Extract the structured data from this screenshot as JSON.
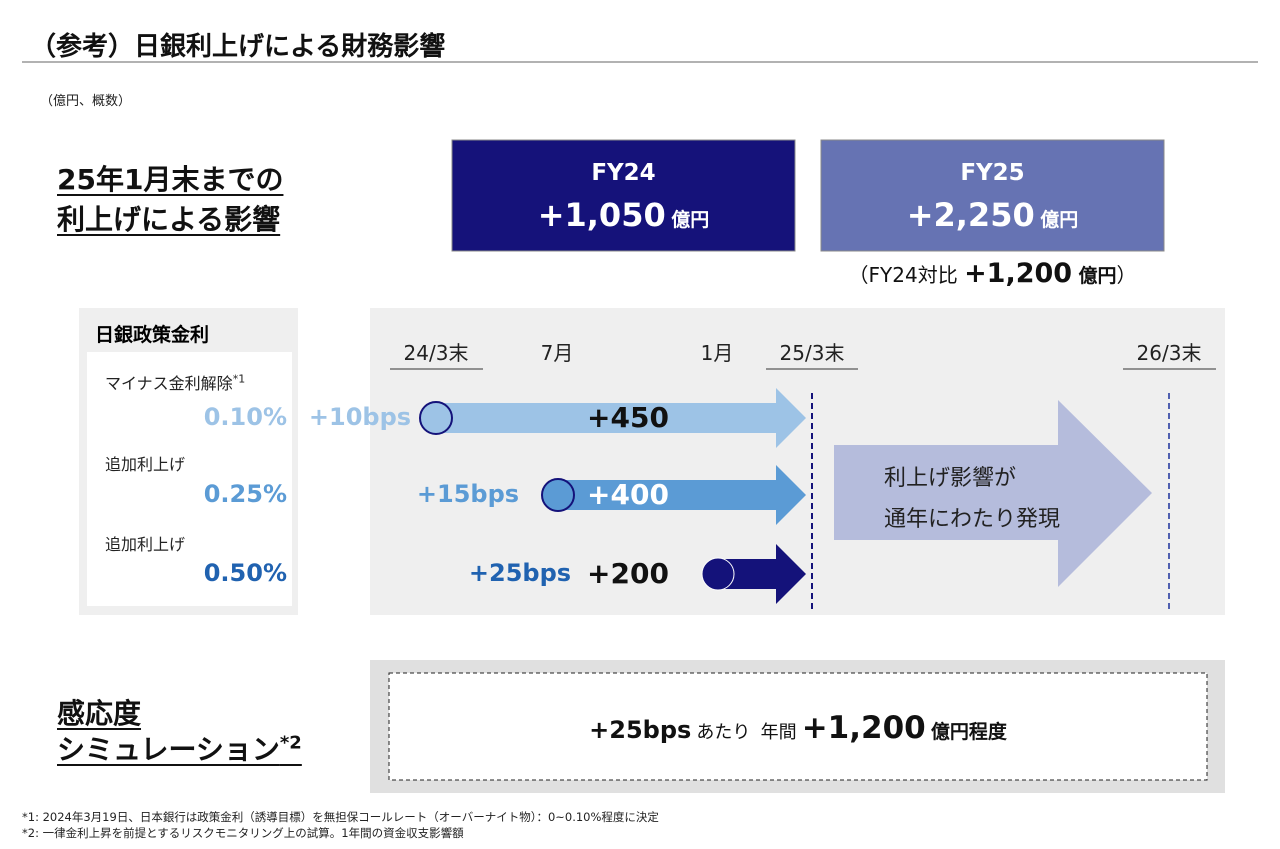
{
  "title": "（参考）日銀利上げによる財務影響",
  "unit": "（億円、概数）",
  "impact": {
    "heading": [
      "25年1月末までの",
      "利上げによる影響"
    ],
    "fy24": {
      "label": "FY24",
      "value": "+1,050",
      "unit": "億円"
    },
    "fy25": {
      "label": "FY25",
      "value": "+2,250",
      "unit": "億円"
    },
    "compare": {
      "prefix": "（FY24対比",
      "value": "+1,200",
      "unit": "億円",
      "suffix": "）"
    }
  },
  "policy": {
    "heading": "日銀政策金利",
    "rates": [
      {
        "label": "マイナス金利解除",
        "note": "*1",
        "rate": "0.10%",
        "bps": "+10bps",
        "impact": "+450"
      },
      {
        "label": "追加利上げ",
        "rate": "0.25%",
        "bps": "+15bps",
        "impact": "+400"
      },
      {
        "label": "追加利上げ",
        "rate": "0.50%",
        "bps": "+25bps",
        "impact": "+200"
      }
    ]
  },
  "timeline": [
    "24/3末",
    "7月",
    "1月",
    "25/3末",
    "26/3末"
  ],
  "full_year": [
    "利上げ影響が",
    "通年にわたり発現"
  ],
  "sensitivity": {
    "heading": [
      "感応度",
      "シミュレーション"
    ],
    "note": "*2",
    "bps": "+25bps",
    "per": "あたり",
    "annual": "年間",
    "value": "+1,200",
    "unit": "億円程度"
  },
  "footnotes": [
    "*1: 2024年3月19日、日本銀行は政策金利（誘導目標）を無担保コールレート（オーバーナイト物）：0~0.10%程度に決定",
    "*2: 一律金利上昇を前提とするリスクモニタリング上の試算。1年間の資金収支影響額"
  ]
}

————————

Description of the task
All of the entries above should be copied exactly, except for the pictures.

Finished task
Extract the structured data from this screenshot as JSON.
{
  "title": "（参考）日銀利上げによる財務影響",
  "unit": "（億円、概数）",
  "impact": {
    "heading": [
      "25年1月末までの",
      "利上げによる影響"
    ],
    "fy24": {
      "label": "FY24",
      "value": "+1,050",
      "unit": "億円"
    },
    "fy25": {
      "label": "FY25",
      "value": "+2,250",
      "unit": "億円"
    },
    "compare": {
      "prefix": "（FY24対比",
      "value": "+1,200",
      "unit": "億円",
      "suffix": "）"
    }
  },
  "policy": {
    "heading": "日銀政策金利",
    "rates": [
      {
        "label": "マイナス金利解除",
        "note": "*1",
        "rate": "0.10%",
        "bps": "+10bps",
        "impact": "+450"
      },
      {
        "label": "追加利上げ",
        "rate": "0.25%",
        "bps": "+15bps",
        "impact": "+400"
      },
      {
        "label": "追加利上げ",
        "rate": "0.50%",
        "bps": "+25bps",
        "impact": "+200"
      }
    ]
  },
  "timeline": [
    "24/3末",
    "7月",
    "1月",
    "25/3末",
    "26/3末"
  ],
  "full_year": [
    "利上げ影響が",
    "通年にわたり発現"
  ],
  "sensitivity": {
    "heading": [
      "感応度",
      "シミュレーション"
    ],
    "note": "*2",
    "bps": "+25bps",
    "per": "あたり",
    "annual": "年間",
    "value": "+1,200",
    "unit": "億円程度"
  },
  "footnotes": [
    "*1: 2024年3月19日、日本銀行は政策金利（誘導目標）を無担保コールレート（オーバーナイト物）：0~0.10%程度に決定",
    "*2: 一律金利上昇を前提とするリスクモニタリング上の試算。1年間の資金収支影響額"
  ]
}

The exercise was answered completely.